* **Short problem**:
Output the data that follows exactly, line for line.

* begin Task inputs *

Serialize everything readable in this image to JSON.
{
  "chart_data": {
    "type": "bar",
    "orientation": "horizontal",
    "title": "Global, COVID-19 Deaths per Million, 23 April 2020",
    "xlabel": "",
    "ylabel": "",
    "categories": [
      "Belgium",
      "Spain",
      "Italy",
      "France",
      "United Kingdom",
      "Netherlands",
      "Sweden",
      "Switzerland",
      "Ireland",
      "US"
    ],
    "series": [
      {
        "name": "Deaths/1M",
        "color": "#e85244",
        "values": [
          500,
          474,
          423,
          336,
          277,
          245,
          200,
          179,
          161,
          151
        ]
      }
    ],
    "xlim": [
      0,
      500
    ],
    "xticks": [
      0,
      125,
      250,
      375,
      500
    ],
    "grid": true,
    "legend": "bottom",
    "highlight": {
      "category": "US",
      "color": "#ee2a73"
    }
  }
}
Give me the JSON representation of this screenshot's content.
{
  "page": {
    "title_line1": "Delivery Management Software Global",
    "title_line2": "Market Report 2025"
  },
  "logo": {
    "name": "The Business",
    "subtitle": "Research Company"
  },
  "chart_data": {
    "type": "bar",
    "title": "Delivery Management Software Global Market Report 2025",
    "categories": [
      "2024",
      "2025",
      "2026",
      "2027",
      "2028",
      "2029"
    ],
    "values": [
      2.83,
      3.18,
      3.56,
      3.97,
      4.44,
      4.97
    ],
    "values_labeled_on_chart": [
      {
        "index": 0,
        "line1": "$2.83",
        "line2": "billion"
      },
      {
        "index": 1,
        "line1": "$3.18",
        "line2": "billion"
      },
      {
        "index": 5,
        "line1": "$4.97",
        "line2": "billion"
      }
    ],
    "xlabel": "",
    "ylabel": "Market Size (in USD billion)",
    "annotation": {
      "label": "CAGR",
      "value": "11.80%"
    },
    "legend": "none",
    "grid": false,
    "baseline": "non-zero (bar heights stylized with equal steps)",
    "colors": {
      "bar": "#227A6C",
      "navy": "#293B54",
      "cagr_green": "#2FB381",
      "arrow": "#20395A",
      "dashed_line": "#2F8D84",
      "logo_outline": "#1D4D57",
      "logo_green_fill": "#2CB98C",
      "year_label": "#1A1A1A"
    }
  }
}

* end Task inputs *

* **Worked solution**:
Serialize everything readable in this image to JSON.
{
  "chart_data": {
    "type": "bar",
    "orientation": "horizontal",
    "title": "Global, COVID-19 Deaths per Million, 23 April 2020",
    "xlabel": "",
    "ylabel": "",
    "categories": [
      "Belgium",
      "Spain",
      "Italy",
      "France",
      "United Kingdom",
      "Netherlands",
      "Sweden",
      "Switzerland",
      "Ireland",
      "US"
    ],
    "series": [
      {
        "name": "Deaths/1M",
        "color": "#e85244",
        "values": [
          500,
          474,
          423,
          336,
          277,
          245,
          200,
          179,
          161,
          151
        ]
      }
    ],
    "xlim": [
      0,
      500
    ],
    "xticks": [
      0,
      125,
      250,
      375,
      500
    ],
    "grid": true,
    "legend": "bottom",
    "highlight": {
      "category": "US",
      "color": "#ee2a73"
    }
  }
}
Give me the JSON representation of this screenshot's content.
{
  "page": {
    "title_line1": "Delivery Management Software Global",
    "title_line2": "Market Report 2025"
  },
  "logo": {
    "name": "The Business",
    "subtitle": "Research Company"
  },
  "chart_data": {
    "type": "bar",
    "title": "Delivery Management Software Global Market Report 2025",
    "categories": [
      "2024",
      "2025",
      "2026",
      "2027",
      "2028",
      "2029"
    ],
    "values": [
      2.83,
      3.18,
      3.56,
      3.97,
      4.44,
      4.97
    ],
    "values_labeled_on_chart": [
      {
        "index": 0,
        "line1": "$2.83",
        "line2": "billion"
      },
      {
        "index": 1,
        "line1": "$3.18",
        "line2": "billion"
      },
      {
        "index": 5,
        "line1": "$4.97",
        "line2": "billion"
      }
    ],
    "xlabel": "",
    "ylabel": "Market Size (in USD billion)",
    "annotation": {
      "label": "CAGR",
      "value": "11.80%"
    },
    "legend": "none",
    "grid": false,
    "baseline": "non-zero (bar heights stylized with equal steps)",
    "colors": {
      "bar": "#227A6C",
      "navy": "#293B54",
      "cagr_green": "#2FB381",
      "arrow": "#20395A",
      "dashed_line": "#2F8D84",
      "logo_outline": "#1D4D57",
      "logo_green_fill": "#2CB98C",
      "year_label": "#1A1A1A"
    }
  }
}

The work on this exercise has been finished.